-- JOB --
Using the material that follows, identify and copy each line with the string "JSON".

-- EXCERPTED DATA --
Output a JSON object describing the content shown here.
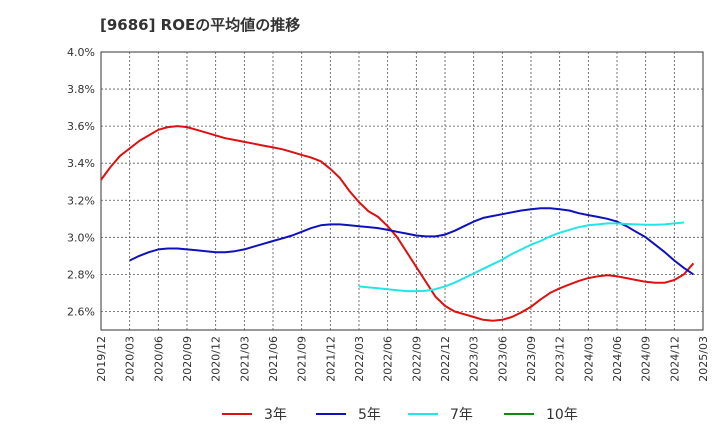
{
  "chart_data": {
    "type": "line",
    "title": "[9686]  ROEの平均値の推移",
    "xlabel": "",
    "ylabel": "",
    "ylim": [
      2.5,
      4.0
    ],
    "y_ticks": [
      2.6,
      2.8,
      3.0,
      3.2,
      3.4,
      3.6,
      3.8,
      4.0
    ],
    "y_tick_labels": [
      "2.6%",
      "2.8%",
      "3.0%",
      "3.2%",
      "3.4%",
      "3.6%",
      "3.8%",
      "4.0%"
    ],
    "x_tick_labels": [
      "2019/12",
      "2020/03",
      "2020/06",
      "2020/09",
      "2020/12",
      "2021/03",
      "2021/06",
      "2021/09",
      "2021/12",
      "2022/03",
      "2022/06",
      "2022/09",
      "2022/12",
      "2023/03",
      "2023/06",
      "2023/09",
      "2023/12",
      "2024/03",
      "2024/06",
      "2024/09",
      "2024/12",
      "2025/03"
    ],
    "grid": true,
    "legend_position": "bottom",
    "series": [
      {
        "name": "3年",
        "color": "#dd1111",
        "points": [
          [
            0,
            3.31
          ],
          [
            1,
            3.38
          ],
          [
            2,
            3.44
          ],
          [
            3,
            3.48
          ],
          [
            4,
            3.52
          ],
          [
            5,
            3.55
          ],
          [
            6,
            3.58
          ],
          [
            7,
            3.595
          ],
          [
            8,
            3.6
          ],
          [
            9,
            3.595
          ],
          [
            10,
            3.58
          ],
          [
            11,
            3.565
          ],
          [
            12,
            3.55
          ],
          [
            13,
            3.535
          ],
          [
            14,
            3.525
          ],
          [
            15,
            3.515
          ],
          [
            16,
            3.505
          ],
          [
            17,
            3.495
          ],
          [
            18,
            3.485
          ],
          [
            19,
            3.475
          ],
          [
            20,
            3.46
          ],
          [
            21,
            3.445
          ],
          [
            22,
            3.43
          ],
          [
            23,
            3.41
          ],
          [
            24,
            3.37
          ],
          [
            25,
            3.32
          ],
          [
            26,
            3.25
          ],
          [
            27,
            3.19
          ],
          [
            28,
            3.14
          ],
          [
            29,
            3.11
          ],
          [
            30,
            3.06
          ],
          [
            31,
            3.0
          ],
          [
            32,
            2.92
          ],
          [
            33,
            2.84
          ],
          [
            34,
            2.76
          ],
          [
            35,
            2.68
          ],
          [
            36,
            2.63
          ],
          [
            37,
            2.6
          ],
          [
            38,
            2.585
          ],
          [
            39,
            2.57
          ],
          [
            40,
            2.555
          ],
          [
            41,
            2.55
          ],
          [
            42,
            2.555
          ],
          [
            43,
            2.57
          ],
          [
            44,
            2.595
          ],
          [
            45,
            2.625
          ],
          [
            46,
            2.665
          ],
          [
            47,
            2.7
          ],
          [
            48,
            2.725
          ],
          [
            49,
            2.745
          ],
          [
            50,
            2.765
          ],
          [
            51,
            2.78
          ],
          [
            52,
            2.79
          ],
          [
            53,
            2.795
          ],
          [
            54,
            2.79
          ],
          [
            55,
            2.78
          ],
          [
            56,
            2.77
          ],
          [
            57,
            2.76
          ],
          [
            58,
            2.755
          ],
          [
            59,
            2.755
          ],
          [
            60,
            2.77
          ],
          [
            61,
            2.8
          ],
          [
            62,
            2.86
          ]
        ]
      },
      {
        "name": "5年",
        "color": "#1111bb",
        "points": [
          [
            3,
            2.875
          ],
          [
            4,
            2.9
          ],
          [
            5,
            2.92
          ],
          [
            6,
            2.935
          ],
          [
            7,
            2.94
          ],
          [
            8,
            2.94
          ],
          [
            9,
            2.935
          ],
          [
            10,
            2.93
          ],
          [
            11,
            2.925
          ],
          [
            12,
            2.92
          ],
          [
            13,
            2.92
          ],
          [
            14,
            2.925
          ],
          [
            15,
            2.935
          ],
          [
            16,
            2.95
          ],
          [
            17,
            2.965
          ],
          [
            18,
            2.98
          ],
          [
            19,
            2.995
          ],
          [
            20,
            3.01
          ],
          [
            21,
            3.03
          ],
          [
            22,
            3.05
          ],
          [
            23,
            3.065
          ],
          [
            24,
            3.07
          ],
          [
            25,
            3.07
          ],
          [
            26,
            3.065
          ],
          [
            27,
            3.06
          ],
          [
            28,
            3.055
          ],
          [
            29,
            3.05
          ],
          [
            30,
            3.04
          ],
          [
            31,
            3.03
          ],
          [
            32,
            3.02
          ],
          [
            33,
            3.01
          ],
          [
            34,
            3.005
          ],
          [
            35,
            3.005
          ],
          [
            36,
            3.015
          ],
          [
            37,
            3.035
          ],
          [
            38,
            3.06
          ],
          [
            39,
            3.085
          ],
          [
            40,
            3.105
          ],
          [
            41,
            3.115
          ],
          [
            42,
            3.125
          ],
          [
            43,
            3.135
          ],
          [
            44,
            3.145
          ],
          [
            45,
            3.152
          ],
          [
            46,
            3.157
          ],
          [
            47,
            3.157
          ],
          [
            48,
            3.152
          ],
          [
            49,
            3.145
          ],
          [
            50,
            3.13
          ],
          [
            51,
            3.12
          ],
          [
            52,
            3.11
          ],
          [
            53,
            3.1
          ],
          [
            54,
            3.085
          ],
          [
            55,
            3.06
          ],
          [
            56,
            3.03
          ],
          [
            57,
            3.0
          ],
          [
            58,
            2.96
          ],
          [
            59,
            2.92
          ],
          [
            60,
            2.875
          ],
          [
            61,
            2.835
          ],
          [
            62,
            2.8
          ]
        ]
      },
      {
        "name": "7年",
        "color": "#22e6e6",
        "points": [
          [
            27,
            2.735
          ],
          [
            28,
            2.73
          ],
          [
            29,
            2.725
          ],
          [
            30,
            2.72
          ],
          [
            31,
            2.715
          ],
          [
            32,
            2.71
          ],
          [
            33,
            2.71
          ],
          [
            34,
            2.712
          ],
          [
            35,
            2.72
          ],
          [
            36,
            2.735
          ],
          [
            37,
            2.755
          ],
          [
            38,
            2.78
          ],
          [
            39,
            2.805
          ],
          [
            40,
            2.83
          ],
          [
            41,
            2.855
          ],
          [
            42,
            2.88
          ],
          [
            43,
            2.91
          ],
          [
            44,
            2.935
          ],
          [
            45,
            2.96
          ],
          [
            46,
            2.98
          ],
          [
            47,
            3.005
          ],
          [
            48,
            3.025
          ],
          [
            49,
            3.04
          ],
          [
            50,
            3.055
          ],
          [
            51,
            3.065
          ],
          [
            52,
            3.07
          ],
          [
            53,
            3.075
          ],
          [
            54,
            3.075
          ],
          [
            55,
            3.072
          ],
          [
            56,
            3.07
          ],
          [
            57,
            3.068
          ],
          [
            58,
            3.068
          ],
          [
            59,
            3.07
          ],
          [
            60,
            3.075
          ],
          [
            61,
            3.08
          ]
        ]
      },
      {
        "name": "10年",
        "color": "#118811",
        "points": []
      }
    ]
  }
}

--

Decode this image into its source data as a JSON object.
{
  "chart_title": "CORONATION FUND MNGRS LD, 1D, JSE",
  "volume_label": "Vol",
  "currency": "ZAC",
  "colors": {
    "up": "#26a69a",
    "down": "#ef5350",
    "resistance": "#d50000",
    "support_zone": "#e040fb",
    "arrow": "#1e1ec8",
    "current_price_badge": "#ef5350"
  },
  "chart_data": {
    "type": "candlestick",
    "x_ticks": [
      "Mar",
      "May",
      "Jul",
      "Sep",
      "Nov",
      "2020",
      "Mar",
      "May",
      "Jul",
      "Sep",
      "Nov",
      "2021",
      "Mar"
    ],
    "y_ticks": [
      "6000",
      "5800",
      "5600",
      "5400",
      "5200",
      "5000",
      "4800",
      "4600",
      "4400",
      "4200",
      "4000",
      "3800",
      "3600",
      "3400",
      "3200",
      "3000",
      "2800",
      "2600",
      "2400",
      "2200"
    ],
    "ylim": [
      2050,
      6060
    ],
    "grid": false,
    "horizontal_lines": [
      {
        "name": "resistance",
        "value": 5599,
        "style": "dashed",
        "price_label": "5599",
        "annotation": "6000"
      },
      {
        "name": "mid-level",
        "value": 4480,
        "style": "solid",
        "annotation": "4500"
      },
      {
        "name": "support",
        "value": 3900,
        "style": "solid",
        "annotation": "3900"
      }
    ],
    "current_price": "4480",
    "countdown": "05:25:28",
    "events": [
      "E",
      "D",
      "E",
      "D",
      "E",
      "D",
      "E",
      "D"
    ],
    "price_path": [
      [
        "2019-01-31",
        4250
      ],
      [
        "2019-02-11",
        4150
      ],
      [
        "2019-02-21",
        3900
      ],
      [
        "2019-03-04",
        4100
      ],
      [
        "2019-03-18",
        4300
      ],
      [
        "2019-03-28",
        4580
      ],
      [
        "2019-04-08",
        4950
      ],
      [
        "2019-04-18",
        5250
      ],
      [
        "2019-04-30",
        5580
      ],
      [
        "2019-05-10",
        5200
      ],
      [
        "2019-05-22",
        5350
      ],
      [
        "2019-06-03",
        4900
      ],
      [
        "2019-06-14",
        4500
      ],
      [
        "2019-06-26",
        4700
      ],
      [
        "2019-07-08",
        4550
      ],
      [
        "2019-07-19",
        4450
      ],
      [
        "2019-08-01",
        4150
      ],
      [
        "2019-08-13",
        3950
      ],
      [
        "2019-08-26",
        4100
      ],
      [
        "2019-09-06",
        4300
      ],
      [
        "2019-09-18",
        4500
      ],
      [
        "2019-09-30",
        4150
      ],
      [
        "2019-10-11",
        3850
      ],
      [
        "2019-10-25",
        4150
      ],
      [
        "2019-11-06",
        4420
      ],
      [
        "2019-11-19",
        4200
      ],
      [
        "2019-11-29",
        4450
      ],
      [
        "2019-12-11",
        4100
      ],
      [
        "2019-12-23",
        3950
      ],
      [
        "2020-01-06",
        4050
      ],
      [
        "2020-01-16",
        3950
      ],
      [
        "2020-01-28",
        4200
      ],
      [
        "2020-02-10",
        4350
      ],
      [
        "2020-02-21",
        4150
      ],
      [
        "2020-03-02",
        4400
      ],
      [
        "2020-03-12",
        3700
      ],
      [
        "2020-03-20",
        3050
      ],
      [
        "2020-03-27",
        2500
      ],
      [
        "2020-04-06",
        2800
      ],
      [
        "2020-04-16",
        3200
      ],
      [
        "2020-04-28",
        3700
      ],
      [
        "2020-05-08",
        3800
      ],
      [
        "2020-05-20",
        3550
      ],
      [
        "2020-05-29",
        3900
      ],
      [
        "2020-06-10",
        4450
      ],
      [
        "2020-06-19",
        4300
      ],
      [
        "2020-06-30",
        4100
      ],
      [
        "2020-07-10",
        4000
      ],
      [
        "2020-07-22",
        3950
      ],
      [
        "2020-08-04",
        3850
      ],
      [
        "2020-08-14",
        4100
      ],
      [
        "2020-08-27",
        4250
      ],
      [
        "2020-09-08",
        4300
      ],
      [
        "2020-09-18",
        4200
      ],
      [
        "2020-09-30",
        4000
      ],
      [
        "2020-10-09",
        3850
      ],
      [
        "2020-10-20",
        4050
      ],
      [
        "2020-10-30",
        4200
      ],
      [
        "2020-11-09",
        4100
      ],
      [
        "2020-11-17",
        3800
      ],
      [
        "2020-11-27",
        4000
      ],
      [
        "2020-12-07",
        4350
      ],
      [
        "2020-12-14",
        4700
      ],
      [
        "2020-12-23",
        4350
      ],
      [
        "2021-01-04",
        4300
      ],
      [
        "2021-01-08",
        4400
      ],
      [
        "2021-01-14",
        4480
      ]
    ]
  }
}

==

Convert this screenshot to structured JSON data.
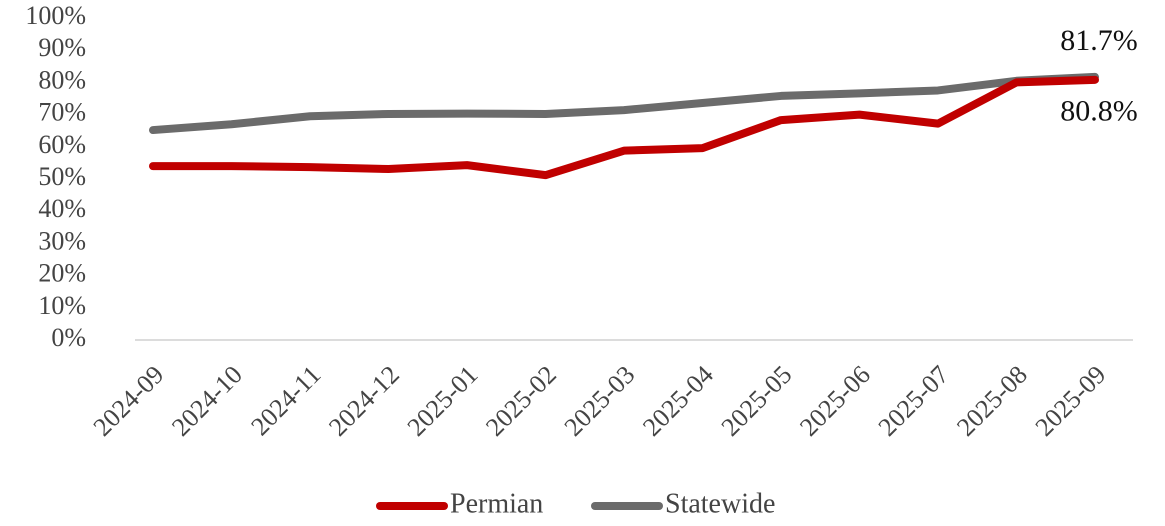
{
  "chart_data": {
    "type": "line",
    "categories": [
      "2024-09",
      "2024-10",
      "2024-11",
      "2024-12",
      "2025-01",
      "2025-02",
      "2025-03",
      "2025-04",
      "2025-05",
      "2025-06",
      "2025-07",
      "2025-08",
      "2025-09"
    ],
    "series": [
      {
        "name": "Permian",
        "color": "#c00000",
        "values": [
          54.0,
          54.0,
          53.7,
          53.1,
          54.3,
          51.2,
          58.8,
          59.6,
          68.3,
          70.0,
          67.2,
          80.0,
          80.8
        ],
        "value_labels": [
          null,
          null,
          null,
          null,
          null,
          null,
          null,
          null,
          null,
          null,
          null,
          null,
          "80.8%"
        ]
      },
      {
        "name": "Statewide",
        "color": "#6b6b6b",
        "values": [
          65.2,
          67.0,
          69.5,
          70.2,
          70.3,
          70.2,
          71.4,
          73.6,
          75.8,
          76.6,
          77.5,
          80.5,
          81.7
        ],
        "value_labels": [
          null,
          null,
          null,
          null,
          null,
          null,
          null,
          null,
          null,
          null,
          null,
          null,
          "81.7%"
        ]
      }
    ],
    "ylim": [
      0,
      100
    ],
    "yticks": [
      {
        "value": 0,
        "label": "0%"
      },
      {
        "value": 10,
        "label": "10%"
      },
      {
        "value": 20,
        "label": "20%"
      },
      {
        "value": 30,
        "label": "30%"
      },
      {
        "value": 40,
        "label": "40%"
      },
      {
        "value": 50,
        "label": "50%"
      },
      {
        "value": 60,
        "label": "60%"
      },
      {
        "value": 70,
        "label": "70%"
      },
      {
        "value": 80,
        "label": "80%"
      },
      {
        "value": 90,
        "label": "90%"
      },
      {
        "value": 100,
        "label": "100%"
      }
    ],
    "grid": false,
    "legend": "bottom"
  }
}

-- ANSWER IN FULL --
Output a JSON object describing the content shown here.
Decode this image into its source data as a JSON object.
Convert this screenshot to structured JSON data.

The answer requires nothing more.